Start Records for this exercise
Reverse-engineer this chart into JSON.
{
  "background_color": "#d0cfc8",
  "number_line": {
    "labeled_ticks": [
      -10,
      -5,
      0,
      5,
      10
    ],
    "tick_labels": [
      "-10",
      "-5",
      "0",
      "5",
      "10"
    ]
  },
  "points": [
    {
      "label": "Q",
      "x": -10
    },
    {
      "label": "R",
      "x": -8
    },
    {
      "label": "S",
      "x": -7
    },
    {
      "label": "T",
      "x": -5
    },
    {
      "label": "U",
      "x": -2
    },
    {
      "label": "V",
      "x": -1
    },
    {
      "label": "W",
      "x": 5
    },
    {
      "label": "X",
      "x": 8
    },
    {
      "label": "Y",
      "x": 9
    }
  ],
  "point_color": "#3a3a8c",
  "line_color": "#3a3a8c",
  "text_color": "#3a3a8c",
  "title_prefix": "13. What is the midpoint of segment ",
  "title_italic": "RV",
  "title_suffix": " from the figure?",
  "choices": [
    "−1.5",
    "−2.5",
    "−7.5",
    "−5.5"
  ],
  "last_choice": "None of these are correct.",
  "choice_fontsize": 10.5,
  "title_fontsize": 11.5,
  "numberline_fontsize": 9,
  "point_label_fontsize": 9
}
End Records for this exercise
▶ **Written problem**: Quote the listing in full, please, keeping every line exact.

▶ **Response for this exercise**:
Reverse-engineer this chart into JSON.
{
  "background_color": "#d0cfc8",
  "number_line": {
    "labeled_ticks": [
      -10,
      -5,
      0,
      5,
      10
    ],
    "tick_labels": [
      "-10",
      "-5",
      "0",
      "5",
      "10"
    ]
  },
  "points": [
    {
      "label": "Q",
      "x": -10
    },
    {
      "label": "R",
      "x": -8
    },
    {
      "label": "S",
      "x": -7
    },
    {
      "label": "T",
      "x": -5
    },
    {
      "label": "U",
      "x": -2
    },
    {
      "label": "V",
      "x": -1
    },
    {
      "label": "W",
      "x": 5
    },
    {
      "label": "X",
      "x": 8
    },
    {
      "label": "Y",
      "x": 9
    }
  ],
  "point_color": "#3a3a8c",
  "line_color": "#3a3a8c",
  "text_color": "#3a3a8c",
  "title_prefix": "13. What is the midpoint of segment ",
  "title_italic": "RV",
  "title_suffix": " from the figure?",
  "choices": [
    "−1.5",
    "−2.5",
    "−7.5",
    "−5.5"
  ],
  "last_choice": "None of these are correct.",
  "choice_fontsize": 10.5,
  "title_fontsize": 11.5,
  "numberline_fontsize": 9,
  "point_label_fontsize": 9
}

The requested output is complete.